» Problem to solve
With the pictures left out, copy the listing below exactly.

(Rows from a dataset)
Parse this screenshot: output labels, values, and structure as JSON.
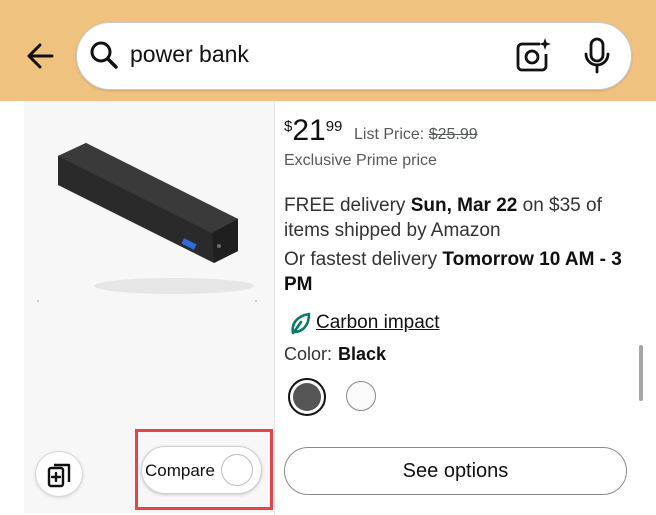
{
  "search": {
    "query": "power bank"
  },
  "icons": {
    "back": "arrow-left-icon",
    "search": "search-icon",
    "camera": "camera-lens-icon",
    "mic": "microphone-icon",
    "leaf": "leaf-icon",
    "compare_list": "compare-cards-icon"
  },
  "product": {
    "price_symbol": "$",
    "price_whole": "21",
    "price_fraction": "99",
    "list_price_label": "List Price:",
    "list_price_value": "$25.99",
    "prime_text": "Exclusive Prime price",
    "delivery_prefix": "FREE delivery ",
    "delivery_date": "Sun, Mar 22",
    "delivery_suffix": " on $35 of items shipped by Amazon",
    "fastest_prefix": "Or fastest delivery ",
    "fastest_time": "Tomorrow 10 AM - 3 PM",
    "carbon_link": "Carbon impact",
    "color_label": "Color:",
    "color_value": "Black"
  },
  "actions": {
    "compare_label": "Compare",
    "see_options_label": "See options"
  },
  "colors": {
    "header_bg": "#f0c27f",
    "leaf_green": "#067d62",
    "highlight_red": "#e0464a",
    "swatch_black": "#555555",
    "swatch_white": "#fafafa"
  }
}
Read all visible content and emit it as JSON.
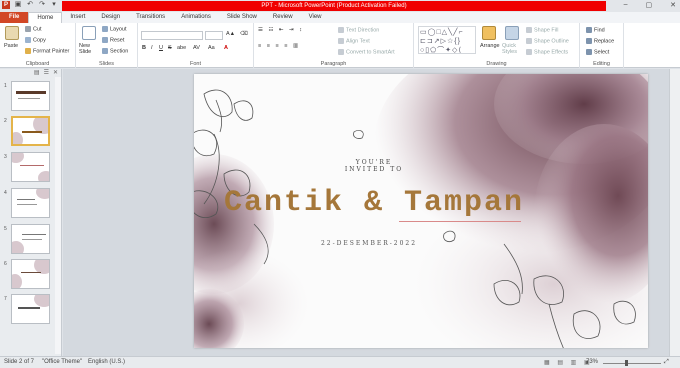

» Task solution
Parse this screenshot: output labels, values, and structure as JSON.
{
  "search": {
    "query": "power bank"
  },
  "icons": {
    "back": "arrow-left-icon",
    "search": "search-icon",
    "camera": "camera-lens-icon",
    "mic": "microphone-icon",
    "leaf": "leaf-icon",
    "compare_list": "compare-cards-icon"
  },
  "product": {
    "price_symbol": "$",
    "price_whole": "21",
    "price_fraction": "99",
    "list_price_label": "List Price:",
    "list_price_value": "$25.99",
    "prime_text": "Exclusive Prime price",
    "delivery_prefix": "FREE delivery ",
    "delivery_date": "Sun, Mar 22",
    "delivery_suffix": " on $35 of items shipped by Amazon",
    "fastest_prefix": "Or fastest delivery ",
    "fastest_time": "Tomorrow 10 AM - 3 PM",
    "carbon_link": "Carbon impact",
    "color_label": "Color:",
    "color_value": "Black"
  },
  "actions": {
    "compare_label": "Compare",
    "see_options_label": "See options"
  },
  "colors": {
    "header_bg": "#f0c27f",
    "leaf_green": "#067d62",
    "highlight_red": "#e0464a",
    "swatch_black": "#555555",
    "swatch_white": "#fafafa"
  }
}
Read all visible content and emit it as JSON.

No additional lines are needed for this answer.